◆ **The request**
Give back the entire listing verbatim.
Start Exercise inputs
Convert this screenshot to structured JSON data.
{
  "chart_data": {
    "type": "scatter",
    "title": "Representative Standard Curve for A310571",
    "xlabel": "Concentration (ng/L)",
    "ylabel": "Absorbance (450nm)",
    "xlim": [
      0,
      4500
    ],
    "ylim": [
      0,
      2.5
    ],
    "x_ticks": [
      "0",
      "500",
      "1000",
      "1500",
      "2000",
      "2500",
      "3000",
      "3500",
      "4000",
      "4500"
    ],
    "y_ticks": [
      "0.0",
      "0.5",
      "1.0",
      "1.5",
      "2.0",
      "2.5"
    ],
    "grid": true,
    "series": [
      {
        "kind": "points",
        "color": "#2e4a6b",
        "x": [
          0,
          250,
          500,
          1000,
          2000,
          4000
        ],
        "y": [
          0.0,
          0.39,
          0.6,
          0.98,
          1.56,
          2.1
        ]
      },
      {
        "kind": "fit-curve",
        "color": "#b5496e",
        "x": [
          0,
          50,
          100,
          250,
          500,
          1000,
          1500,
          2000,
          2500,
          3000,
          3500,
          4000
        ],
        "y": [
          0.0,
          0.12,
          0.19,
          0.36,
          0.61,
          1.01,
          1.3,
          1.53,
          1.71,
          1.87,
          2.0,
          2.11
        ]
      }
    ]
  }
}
End Exercise inputs
◆ **Final answer**
Convert this screenshot to structured JSON data.
{
  "chart_data": {
    "type": "scatter",
    "title": "Representative Standard Curve for A310571",
    "xlabel": "Concentration (ng/L)",
    "ylabel": "Absorbance (450nm)",
    "xlim": [
      0,
      4500
    ],
    "ylim": [
      0,
      2.5
    ],
    "x_ticks": [
      "0",
      "500",
      "1000",
      "1500",
      "2000",
      "2500",
      "3000",
      "3500",
      "4000",
      "4500"
    ],
    "y_ticks": [
      "0.0",
      "0.5",
      "1.0",
      "1.5",
      "2.0",
      "2.5"
    ],
    "grid": true,
    "series": [
      {
        "kind": "points",
        "color": "#2e4a6b",
        "x": [
          0,
          250,
          500,
          1000,
          2000,
          4000
        ],
        "y": [
          0.0,
          0.39,
          0.6,
          0.98,
          1.56,
          2.1
        ]
      },
      {
        "kind": "fit-curve",
        "color": "#b5496e",
        "x": [
          0,
          50,
          100,
          250,
          500,
          1000,
          1500,
          2000,
          2500,
          3000,
          3500,
          4000
        ],
        "y": [
          0.0,
          0.12,
          0.19,
          0.36,
          0.61,
          1.01,
          1.3,
          1.53,
          1.71,
          1.87,
          2.0,
          2.11
        ]
      }
    ]
  }
}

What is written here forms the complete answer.